[Dataset entries on figures]
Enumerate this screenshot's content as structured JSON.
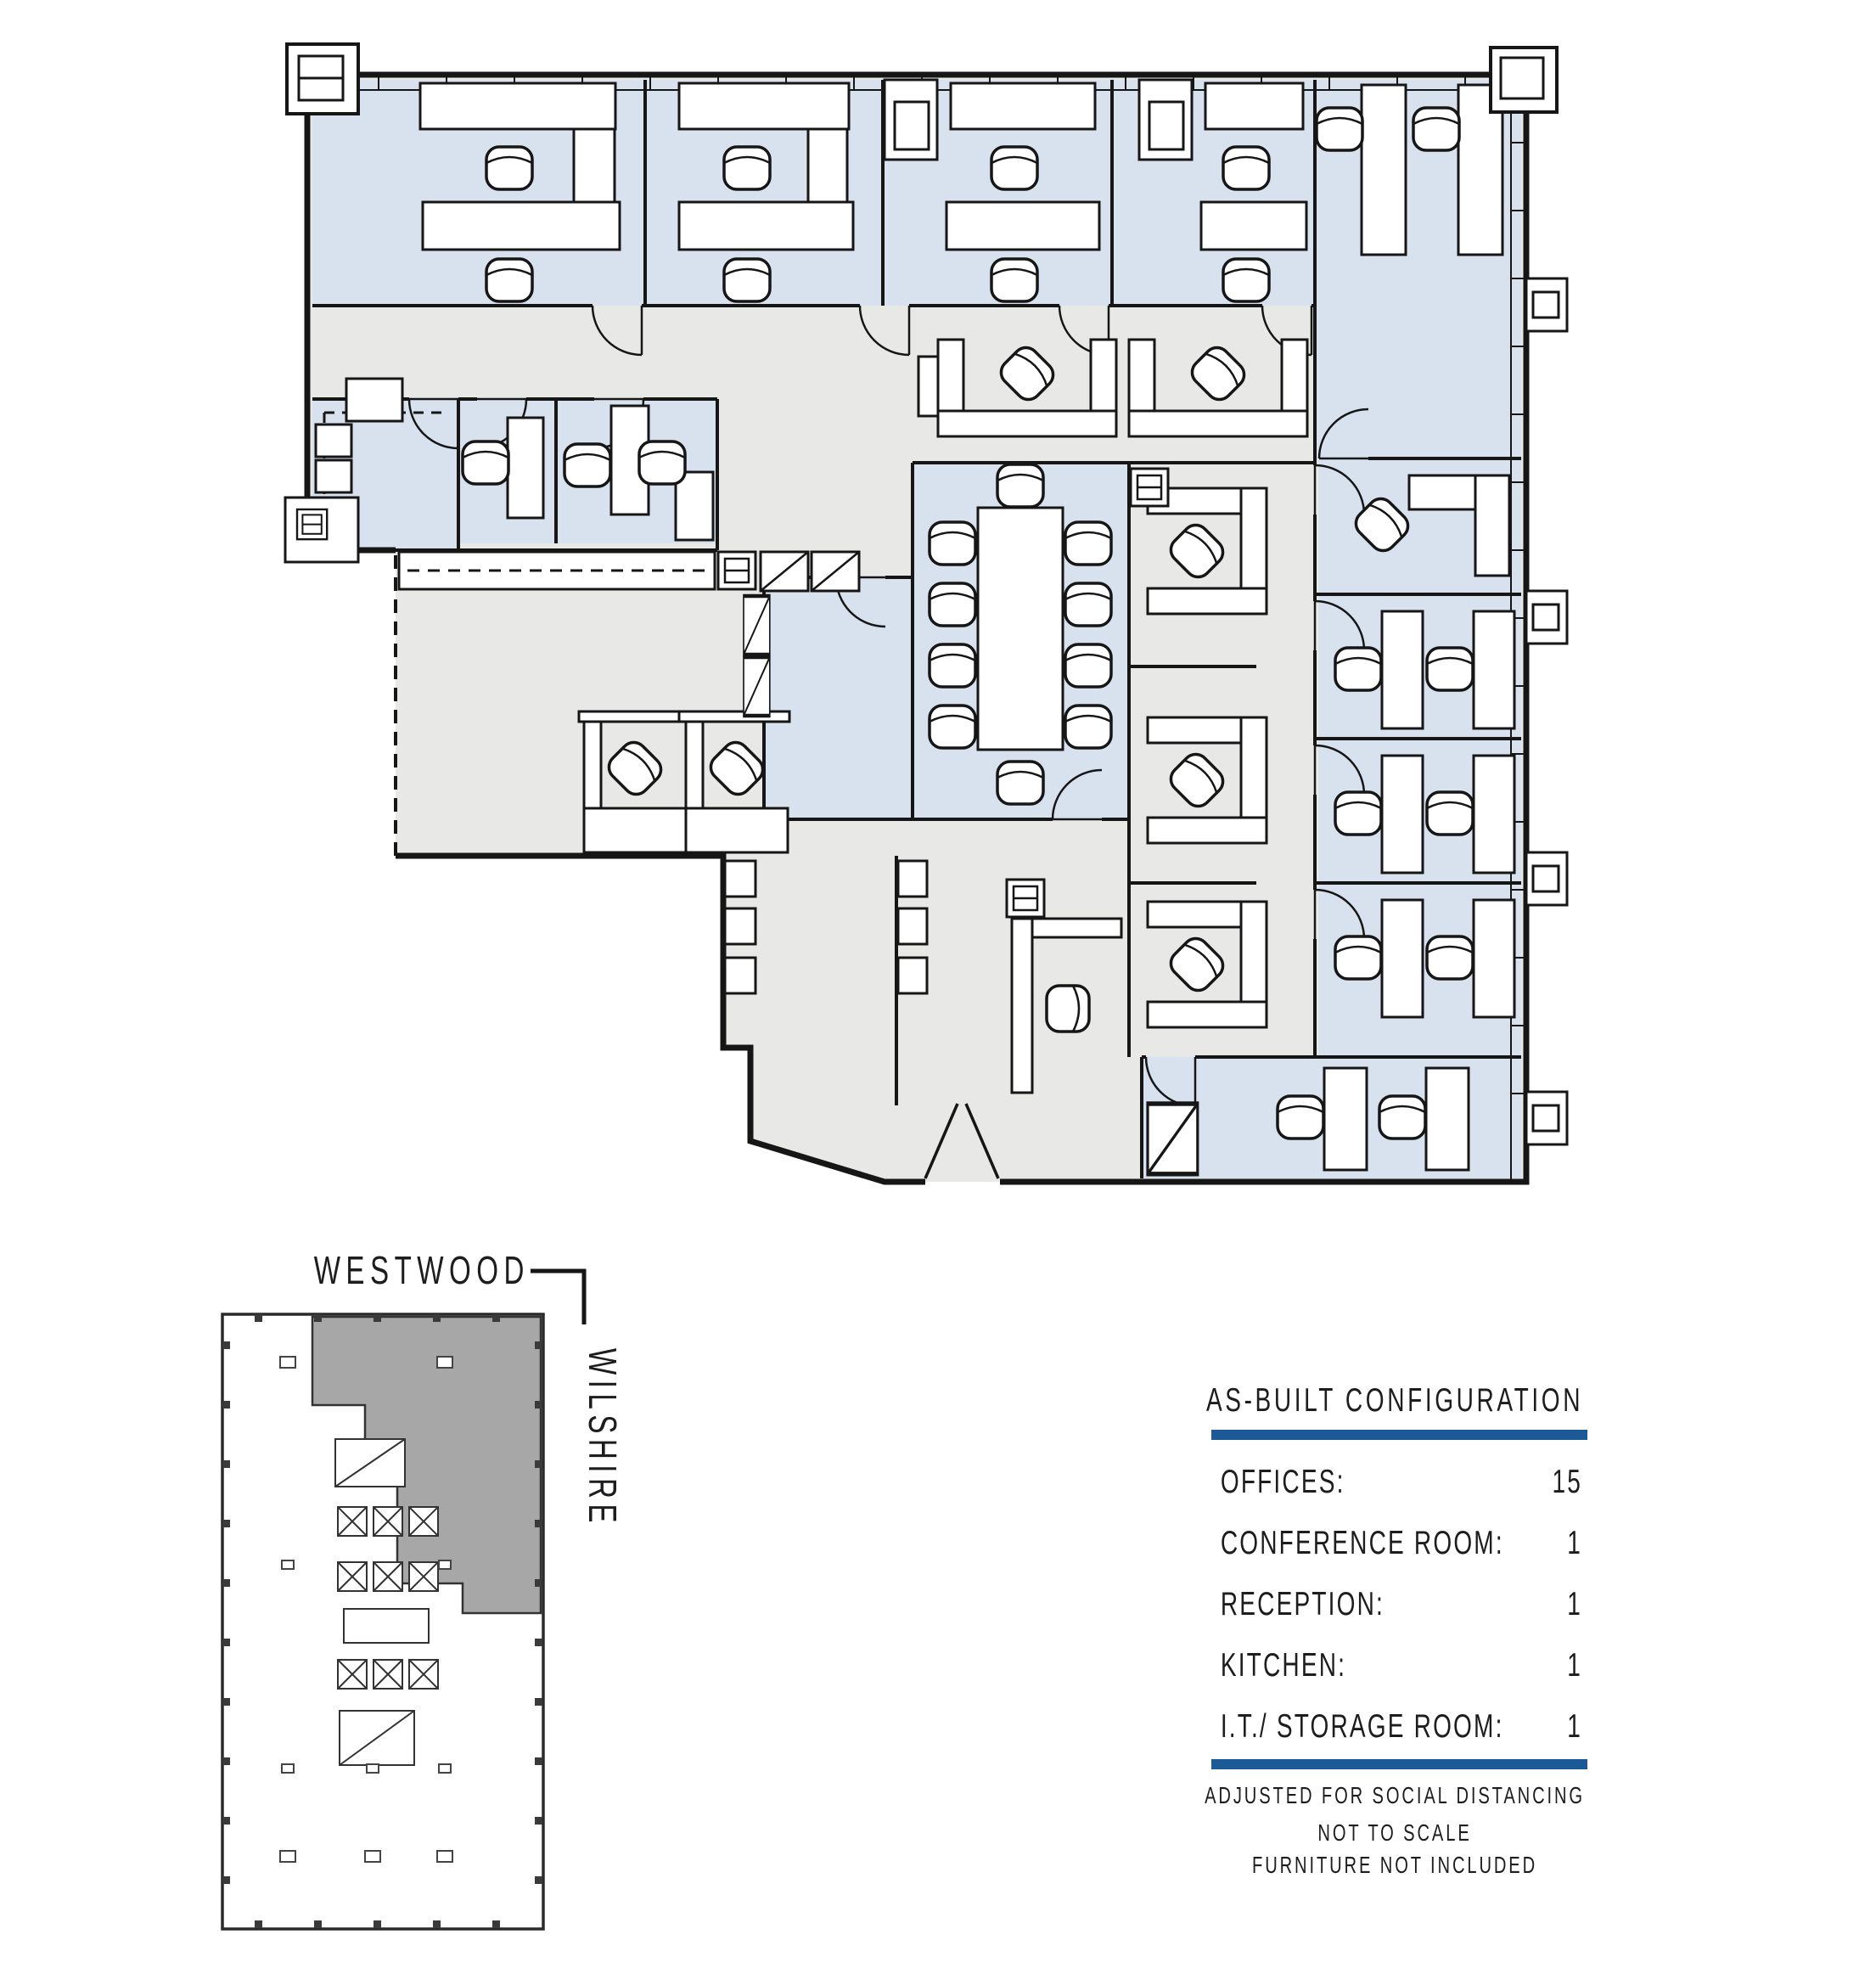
{
  "legend": {
    "title": "AS-BUILT CONFIGURATION",
    "rows": [
      {
        "label": "OFFICES:",
        "value": "15"
      },
      {
        "label": "CONFERENCE ROOM:",
        "value": "1"
      },
      {
        "label": "RECEPTION:",
        "value": "1"
      },
      {
        "label": "KITCHEN:",
        "value": "1"
      },
      {
        "label": "I.T./ STORAGE ROOM:",
        "value": "1"
      }
    ],
    "notes": [
      "ADJUSTED FOR SOCIAL DISTANCING",
      "NOT TO SCALE",
      "FURNITURE NOT INCLUDED"
    ]
  },
  "key_plan": {
    "street_top": "WESTWOOD",
    "street_right": "WILSHIRE"
  },
  "colors": {
    "office_fill": "#d8e2ee",
    "circulation_fill": "#e8e8e6",
    "wall": "#161616",
    "accent_rule": "#1b5a96",
    "keyplan_suite_fill": "#a7a7a7"
  }
}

— TASK DETAILS —
Using the material above, set down every line exactly, but skip the pictures.

— SOLUTION TO THE EXERCISE —
Enumerate this screenshot's content as structured JSON.
{
  "legend": {
    "title": "AS-BUILT CONFIGURATION",
    "rows": [
      {
        "label": "OFFICES:",
        "value": "15"
      },
      {
        "label": "CONFERENCE ROOM:",
        "value": "1"
      },
      {
        "label": "RECEPTION:",
        "value": "1"
      },
      {
        "label": "KITCHEN:",
        "value": "1"
      },
      {
        "label": "I.T./ STORAGE ROOM:",
        "value": "1"
      }
    ],
    "notes": [
      "ADJUSTED FOR SOCIAL DISTANCING",
      "NOT TO SCALE",
      "FURNITURE NOT INCLUDED"
    ]
  },
  "key_plan": {
    "street_top": "WESTWOOD",
    "street_right": "WILSHIRE"
  },
  "colors": {
    "office_fill": "#d8e2ee",
    "circulation_fill": "#e8e8e6",
    "wall": "#161616",
    "accent_rule": "#1b5a96",
    "keyplan_suite_fill": "#a7a7a7"
  }
}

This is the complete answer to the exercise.